> _Goal_: Transcribe the records exactly. Pictures do not belong in the transcription.

> _Task inputs_:
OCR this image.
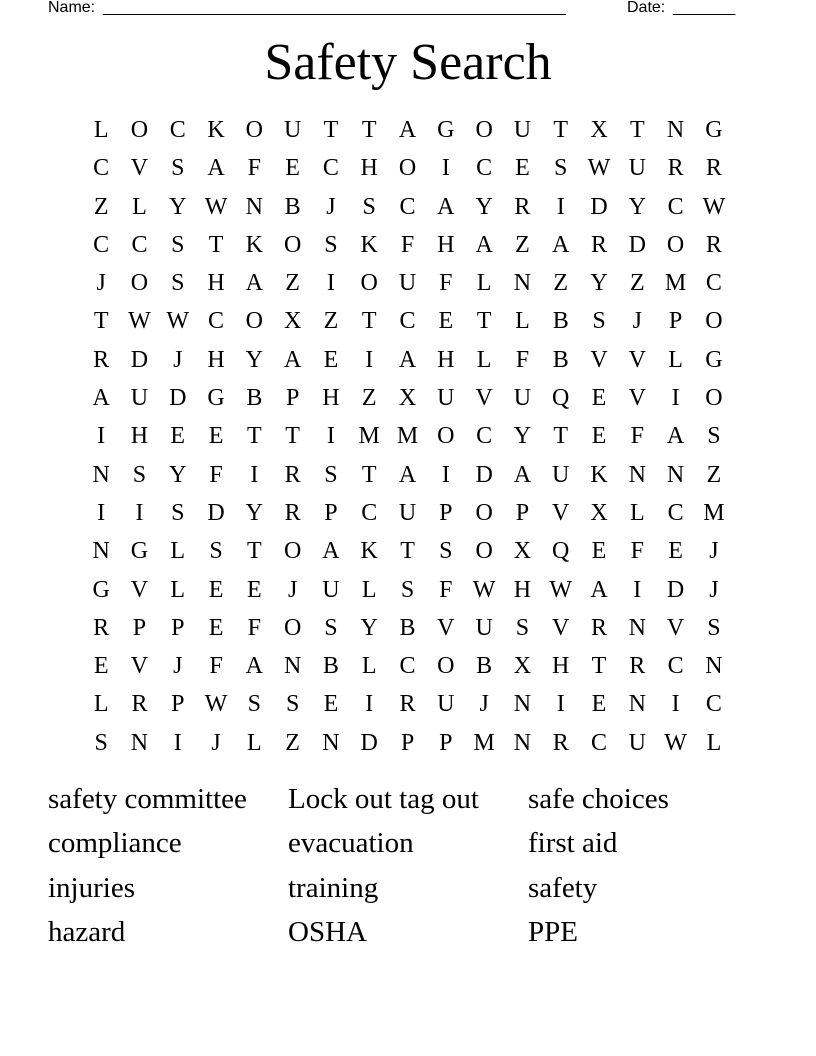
Name: ____________________________________________________	Date: _______
Safety Search
L O C K O U T T A G O U T X T N G
C V S A F	E C H O	I	C E	S W U R R
Z L Y W N B	J	S C A Y R	I	D Y C W
C C S	T K O S K F H A Z A R D O R
J	O S H A Z	I	O U F	L N Z Y Z M C
T W W C O X Z T C E T L B S	J	P O
R D	J	H Y A E	I	A H L	F B V V L G
A U D G B P H Z X U V U Q E V	I	O
I	H E E T T	I M M O C Y T E	F A S
N S Y F	I	R S	T A	I	D A U K N N Z
I	I	S D Y R P C U P O P V X L C M
N G L	S	T O A K T	S O X Q E	F	E	J
G V L E E	J	U L	S	F W H W A	I	D	J
R P	P	E	F O S Y B V U S V R N V S
E V	J	F A N B L C O B X H T R C N
L R P W S	S	E	I	R U	J	N	I	E N	I	C
S N	I	J	L Z N D P	P M N R C U W L
safety committee	Lock out tag out	safe choices
compliance	evacuation	first aid
injuries	training	safety
hazard	OSHA	PPE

> _Reply to the task_:
OCR this image.
Name: ____________________________________________________	Date: _______
Safety Search
L O C K O U T T A G O U T X T N G
C V S A F	E C H O	I	C E	S W U R R
Z L Y W N B	J	S C A Y R	I	D Y C W
C C S	T K O S K F H A Z A R D O R
J	O S H A Z	I	O U F	L N Z Y Z M C
T W W C O X Z T C E T L B S	J	P O
R D	J	H Y A E	I	A H L	F B V V L G
A U D G B P H Z X U V U Q E V	I	O
I	H E E T T	I M M O C Y T E	F A S
N S Y F	I	R S	T A	I	D A U K N N Z
I	I	S D Y R P C U P O P V X L C M
N G L	S	T O A K T	S O X Q E	F	E	J
G V L E E	J	U L	S	F W H W A	I	D	J
R P	P	E	F O S Y B V U S V R N V S
E V	J	F A N B L C O B X H T R C N
L R P W S	S	E	I	R U	J	N	I	E N	I	C
S N	I	J	L Z N D P	P M N R C U W L
safety committee	Lock out tag out	safe choices
compliance	evacuation	first aid
injuries	training	safety
hazard	OSHA	PPE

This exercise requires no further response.